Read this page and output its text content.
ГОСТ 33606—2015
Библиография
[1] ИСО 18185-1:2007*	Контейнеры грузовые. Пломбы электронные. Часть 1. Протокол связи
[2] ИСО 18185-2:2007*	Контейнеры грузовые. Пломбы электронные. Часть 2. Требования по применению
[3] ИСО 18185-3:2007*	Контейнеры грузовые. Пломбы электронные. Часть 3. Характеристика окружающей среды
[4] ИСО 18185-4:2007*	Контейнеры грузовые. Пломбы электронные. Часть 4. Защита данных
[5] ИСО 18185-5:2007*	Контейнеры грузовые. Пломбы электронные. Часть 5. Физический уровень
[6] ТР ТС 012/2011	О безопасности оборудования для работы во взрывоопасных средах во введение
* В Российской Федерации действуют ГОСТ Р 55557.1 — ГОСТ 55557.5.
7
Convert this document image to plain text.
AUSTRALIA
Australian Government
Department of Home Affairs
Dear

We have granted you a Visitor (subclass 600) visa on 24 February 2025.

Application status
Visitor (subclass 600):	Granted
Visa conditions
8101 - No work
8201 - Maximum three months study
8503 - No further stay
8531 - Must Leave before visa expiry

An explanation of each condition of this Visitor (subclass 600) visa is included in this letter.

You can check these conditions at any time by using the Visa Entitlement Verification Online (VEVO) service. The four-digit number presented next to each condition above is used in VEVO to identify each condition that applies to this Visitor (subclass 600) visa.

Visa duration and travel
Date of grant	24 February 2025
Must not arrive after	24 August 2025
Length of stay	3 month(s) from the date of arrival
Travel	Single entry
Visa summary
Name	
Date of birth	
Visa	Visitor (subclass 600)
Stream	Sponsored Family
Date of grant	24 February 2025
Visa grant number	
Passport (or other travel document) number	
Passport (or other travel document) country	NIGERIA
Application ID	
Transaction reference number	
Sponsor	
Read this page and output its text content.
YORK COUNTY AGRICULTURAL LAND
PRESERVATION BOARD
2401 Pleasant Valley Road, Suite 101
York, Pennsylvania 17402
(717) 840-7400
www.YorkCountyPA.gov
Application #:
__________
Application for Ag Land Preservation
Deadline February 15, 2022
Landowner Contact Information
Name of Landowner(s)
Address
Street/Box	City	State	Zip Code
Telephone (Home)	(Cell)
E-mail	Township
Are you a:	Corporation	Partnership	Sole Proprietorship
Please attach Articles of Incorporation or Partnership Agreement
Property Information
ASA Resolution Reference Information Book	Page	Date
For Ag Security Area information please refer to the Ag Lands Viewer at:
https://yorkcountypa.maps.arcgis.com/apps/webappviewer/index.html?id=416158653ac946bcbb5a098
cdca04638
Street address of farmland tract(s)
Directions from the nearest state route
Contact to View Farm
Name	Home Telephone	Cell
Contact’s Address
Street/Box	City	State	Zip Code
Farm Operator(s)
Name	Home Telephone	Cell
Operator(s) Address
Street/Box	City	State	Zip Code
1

#### What is needed:
Lines containing the word "number" must all be returned from the material above.

#### Result:
You can check these conditions at any time by using the Visa Entitlement Verification Online (VEVO) service. The four-digit number presented next to each condition above is used in VEVO to identify each condition that applies to this Visitor (subclass 600) visa.
Visa grant number	
Passport (or other travel document) number	
Transaction reference number	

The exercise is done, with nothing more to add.